**Stated problem:** Can you reproduce the entries from the start through the line containing "douyin-app-window[interactable]: ‹ 抖音极速版", inclusive, swapping "screenshot" for "screen capture" and leaving everything else unchanged?

**Listing:**

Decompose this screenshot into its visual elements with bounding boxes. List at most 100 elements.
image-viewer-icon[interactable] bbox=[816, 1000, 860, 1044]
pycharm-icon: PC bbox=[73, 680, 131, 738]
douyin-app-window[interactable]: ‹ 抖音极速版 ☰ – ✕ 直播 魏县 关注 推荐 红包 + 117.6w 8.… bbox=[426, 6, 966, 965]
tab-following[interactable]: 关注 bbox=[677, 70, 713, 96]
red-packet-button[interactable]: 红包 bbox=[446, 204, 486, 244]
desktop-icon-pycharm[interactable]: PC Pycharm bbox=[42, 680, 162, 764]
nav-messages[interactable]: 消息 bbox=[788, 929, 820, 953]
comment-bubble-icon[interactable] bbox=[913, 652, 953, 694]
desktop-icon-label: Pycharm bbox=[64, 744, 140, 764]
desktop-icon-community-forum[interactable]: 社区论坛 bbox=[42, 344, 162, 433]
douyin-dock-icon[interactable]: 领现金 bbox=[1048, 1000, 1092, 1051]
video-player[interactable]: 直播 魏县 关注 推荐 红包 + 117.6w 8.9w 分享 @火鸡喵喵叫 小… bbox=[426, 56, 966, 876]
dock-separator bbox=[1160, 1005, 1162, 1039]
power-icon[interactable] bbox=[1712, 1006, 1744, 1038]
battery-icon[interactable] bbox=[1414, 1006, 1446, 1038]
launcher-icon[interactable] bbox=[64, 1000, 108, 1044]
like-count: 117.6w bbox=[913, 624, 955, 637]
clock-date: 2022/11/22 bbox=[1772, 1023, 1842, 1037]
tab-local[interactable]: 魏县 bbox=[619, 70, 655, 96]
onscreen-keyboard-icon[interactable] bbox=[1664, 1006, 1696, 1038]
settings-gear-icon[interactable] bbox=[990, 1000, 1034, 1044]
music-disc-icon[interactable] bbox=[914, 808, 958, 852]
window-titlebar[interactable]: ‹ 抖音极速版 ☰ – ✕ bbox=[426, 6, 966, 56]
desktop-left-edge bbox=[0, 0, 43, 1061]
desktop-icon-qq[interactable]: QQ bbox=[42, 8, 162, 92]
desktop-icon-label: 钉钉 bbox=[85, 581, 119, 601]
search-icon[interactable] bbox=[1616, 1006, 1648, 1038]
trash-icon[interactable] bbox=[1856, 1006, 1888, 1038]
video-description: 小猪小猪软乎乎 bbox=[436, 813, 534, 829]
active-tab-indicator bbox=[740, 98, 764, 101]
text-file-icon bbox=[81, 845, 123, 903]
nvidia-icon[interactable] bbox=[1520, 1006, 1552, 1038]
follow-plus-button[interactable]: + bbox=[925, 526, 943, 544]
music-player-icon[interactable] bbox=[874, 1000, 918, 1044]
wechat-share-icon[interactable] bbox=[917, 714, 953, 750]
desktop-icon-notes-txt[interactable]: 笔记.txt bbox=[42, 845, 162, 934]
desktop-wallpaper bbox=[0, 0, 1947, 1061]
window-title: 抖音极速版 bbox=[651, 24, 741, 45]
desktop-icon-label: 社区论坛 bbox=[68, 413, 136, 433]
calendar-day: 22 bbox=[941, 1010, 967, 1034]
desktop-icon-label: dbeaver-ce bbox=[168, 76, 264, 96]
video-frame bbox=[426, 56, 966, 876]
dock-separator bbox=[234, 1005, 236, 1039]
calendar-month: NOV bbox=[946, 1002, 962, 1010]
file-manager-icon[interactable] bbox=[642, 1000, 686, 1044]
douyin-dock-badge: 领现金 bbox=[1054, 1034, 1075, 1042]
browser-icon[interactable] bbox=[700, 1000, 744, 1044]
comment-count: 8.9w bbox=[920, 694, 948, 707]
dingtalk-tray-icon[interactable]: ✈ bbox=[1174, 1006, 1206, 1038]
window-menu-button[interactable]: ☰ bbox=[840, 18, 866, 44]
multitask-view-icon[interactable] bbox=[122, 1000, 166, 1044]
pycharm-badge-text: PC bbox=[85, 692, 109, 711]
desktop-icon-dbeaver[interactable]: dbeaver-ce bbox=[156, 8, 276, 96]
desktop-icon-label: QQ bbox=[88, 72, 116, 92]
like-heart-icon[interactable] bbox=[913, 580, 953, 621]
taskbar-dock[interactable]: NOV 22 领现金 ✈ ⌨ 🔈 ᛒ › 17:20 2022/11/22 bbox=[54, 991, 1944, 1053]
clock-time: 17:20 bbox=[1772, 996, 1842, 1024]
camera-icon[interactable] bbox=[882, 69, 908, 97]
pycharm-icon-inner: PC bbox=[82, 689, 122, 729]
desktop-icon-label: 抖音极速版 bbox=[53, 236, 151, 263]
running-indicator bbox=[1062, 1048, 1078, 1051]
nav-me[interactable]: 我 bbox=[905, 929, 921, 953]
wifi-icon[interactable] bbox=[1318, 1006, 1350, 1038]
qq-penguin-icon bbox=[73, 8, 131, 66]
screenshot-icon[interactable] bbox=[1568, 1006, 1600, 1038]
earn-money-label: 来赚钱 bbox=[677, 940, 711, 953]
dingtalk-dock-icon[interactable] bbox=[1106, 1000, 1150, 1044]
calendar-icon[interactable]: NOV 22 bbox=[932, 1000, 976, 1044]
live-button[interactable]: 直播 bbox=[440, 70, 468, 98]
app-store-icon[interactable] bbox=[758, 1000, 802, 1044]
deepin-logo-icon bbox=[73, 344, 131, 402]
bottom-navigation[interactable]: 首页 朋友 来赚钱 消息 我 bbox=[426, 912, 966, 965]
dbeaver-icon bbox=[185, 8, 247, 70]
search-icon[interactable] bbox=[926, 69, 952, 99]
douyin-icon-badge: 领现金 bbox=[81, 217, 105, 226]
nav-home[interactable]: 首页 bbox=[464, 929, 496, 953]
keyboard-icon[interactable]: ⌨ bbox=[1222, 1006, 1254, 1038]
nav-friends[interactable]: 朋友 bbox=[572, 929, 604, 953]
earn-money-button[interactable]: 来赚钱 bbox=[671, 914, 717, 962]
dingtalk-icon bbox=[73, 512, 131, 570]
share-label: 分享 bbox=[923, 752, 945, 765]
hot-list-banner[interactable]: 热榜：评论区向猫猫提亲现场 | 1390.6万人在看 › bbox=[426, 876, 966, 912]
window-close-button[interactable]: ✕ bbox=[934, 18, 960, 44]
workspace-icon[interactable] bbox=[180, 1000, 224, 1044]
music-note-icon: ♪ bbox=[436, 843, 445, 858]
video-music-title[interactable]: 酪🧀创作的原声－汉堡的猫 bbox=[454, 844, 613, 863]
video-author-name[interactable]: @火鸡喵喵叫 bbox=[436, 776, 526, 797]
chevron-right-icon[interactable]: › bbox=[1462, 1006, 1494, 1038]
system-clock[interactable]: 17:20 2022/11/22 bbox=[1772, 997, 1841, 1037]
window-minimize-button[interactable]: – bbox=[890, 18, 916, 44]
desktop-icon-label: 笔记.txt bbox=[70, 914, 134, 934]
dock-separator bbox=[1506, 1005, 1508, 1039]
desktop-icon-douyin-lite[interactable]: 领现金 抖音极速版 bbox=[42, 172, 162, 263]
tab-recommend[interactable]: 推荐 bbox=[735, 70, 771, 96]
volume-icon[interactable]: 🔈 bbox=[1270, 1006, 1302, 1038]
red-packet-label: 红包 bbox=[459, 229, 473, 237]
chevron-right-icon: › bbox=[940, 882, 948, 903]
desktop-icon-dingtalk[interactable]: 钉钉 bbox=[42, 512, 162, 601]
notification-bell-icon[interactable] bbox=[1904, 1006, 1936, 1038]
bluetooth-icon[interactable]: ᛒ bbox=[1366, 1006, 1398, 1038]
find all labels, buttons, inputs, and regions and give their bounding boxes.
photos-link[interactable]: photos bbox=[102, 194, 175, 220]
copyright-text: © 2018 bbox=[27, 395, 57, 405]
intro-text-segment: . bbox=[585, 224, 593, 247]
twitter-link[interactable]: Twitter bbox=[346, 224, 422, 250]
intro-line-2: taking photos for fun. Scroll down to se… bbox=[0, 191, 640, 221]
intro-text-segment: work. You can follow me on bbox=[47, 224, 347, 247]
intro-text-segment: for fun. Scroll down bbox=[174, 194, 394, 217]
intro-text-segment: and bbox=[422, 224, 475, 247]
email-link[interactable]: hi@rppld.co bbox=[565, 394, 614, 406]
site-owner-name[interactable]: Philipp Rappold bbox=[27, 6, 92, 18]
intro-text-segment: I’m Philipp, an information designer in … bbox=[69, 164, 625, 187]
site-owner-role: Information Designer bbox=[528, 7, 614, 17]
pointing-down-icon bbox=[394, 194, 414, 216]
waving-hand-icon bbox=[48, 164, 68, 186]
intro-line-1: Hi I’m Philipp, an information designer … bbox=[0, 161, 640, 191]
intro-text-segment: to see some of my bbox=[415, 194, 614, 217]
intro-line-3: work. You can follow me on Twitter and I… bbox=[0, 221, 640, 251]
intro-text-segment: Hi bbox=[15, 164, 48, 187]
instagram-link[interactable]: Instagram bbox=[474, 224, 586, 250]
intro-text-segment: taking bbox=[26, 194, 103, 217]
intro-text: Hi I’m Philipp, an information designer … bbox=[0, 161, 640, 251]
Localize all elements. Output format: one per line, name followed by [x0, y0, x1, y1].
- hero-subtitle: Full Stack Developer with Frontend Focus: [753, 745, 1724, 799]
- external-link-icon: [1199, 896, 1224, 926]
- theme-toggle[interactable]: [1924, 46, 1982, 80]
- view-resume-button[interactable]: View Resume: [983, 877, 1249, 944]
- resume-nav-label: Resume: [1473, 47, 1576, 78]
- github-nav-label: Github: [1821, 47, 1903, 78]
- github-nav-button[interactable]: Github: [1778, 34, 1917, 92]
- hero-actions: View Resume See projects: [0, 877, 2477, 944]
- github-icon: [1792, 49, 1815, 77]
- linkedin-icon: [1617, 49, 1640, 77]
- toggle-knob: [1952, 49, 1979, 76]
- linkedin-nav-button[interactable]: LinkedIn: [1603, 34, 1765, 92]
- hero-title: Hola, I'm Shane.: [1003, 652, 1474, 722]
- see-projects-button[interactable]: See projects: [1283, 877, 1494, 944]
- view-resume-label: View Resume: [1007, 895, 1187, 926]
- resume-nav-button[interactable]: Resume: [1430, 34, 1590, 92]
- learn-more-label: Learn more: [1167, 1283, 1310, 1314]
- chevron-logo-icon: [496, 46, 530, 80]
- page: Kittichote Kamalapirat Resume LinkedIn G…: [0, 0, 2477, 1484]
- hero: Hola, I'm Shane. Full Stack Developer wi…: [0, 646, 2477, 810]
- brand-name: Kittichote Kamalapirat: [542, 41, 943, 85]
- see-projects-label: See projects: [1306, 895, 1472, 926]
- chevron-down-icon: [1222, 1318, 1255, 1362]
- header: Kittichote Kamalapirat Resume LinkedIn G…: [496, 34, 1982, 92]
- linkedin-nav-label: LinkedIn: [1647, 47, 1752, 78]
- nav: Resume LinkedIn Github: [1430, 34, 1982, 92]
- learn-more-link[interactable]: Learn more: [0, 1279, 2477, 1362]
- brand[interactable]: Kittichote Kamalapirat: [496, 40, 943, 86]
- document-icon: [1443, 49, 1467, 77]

**Response to this exercise:**
Decompose this screen capture into its visual elements with bounding boxes. List at most 100 elements.
image-viewer-icon[interactable] bbox=[816, 1000, 860, 1044]
pycharm-icon: PC bbox=[73, 680, 131, 738]
douyin-app-window[interactable]: ‹ 抖音极速版 ☰ – ✕ 直播 魏县 关注 推荐 红包 + 117.6w 8.… bbox=[426, 6, 966, 965]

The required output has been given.